Start

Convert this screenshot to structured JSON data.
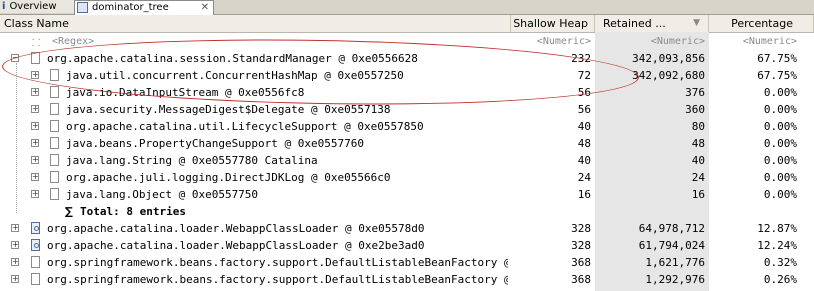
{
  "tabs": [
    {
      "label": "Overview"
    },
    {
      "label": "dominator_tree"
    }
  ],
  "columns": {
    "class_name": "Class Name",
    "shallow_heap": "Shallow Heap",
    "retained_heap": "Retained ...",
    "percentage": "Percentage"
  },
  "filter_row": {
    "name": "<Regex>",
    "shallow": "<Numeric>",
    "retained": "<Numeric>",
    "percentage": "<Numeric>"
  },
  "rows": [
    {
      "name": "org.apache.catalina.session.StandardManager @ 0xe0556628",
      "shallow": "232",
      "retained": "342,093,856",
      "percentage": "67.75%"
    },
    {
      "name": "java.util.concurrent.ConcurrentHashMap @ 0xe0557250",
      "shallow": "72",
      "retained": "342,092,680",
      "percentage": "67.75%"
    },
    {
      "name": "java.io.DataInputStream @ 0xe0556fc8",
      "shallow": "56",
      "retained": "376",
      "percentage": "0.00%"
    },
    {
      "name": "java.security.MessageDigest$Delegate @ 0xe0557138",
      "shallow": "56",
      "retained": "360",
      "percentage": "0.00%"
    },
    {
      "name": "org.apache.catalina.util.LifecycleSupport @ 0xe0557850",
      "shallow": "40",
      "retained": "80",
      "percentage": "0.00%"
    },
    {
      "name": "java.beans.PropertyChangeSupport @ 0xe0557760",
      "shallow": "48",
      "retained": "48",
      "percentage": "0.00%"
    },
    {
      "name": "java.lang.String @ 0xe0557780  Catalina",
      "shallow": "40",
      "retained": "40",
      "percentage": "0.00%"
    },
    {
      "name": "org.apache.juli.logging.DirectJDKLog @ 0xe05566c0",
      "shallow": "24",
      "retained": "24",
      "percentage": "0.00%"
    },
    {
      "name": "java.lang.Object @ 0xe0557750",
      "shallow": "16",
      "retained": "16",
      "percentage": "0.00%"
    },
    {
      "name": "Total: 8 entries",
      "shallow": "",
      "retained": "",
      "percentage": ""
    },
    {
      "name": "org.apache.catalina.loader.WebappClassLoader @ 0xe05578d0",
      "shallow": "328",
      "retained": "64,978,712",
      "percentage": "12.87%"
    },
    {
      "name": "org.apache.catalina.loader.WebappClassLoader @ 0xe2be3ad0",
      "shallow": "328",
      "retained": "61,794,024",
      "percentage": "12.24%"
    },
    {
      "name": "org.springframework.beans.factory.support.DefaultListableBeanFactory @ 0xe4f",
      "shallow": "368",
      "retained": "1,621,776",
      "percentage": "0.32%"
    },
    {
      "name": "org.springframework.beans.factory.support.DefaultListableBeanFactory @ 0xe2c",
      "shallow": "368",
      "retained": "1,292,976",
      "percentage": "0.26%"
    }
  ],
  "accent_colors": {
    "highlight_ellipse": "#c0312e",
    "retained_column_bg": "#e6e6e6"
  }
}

End
Start

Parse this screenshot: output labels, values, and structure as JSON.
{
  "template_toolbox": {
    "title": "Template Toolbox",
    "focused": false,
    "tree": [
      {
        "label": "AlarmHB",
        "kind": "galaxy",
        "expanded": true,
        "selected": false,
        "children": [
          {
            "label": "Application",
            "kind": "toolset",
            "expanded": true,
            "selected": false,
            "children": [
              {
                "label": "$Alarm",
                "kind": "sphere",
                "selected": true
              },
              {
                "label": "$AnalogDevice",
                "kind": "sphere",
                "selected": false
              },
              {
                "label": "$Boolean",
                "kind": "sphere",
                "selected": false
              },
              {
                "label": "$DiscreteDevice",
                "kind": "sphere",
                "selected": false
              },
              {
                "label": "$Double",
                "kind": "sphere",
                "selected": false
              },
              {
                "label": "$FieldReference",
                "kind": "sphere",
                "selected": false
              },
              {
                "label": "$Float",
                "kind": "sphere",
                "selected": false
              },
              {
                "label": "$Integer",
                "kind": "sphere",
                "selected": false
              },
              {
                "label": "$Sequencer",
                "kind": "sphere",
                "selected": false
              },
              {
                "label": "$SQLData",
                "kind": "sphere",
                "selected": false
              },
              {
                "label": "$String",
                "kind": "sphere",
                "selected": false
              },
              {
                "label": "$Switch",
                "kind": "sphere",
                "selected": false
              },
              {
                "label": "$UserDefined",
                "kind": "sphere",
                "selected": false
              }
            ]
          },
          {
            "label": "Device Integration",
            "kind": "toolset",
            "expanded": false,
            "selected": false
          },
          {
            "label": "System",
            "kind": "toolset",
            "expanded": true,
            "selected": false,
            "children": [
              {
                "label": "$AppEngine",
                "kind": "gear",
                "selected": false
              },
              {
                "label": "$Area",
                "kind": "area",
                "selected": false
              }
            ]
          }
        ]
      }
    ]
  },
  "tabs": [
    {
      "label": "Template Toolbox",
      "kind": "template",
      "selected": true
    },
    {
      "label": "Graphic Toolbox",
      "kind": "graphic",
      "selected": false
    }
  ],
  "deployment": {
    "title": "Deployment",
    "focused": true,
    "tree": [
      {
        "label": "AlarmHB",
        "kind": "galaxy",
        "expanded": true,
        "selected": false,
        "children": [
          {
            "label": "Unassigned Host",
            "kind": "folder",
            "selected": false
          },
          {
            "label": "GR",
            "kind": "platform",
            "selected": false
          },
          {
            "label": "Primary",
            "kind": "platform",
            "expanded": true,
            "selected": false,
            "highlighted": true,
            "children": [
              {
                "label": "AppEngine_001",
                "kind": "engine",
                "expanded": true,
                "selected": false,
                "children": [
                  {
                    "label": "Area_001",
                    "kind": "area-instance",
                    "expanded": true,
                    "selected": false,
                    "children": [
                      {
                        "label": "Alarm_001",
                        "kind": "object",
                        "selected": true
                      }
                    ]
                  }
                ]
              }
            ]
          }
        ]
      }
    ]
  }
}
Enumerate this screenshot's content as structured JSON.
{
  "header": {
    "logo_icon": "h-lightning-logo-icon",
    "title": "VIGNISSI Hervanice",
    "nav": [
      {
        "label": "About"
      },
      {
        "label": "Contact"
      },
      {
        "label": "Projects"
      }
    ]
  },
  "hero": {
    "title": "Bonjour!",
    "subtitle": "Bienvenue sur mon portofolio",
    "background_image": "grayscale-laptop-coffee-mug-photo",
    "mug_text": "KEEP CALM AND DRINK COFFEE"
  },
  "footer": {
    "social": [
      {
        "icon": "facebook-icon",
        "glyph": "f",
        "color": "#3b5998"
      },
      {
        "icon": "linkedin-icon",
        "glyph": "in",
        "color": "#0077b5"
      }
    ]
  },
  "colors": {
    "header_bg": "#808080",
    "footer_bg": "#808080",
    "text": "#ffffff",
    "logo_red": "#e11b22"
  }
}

End

■ **YOUR OBJECTIVE**: Determine how many lines of the records above contain the word "structured", and report only that number.

■ **EXERCISE SOLUTION**: 2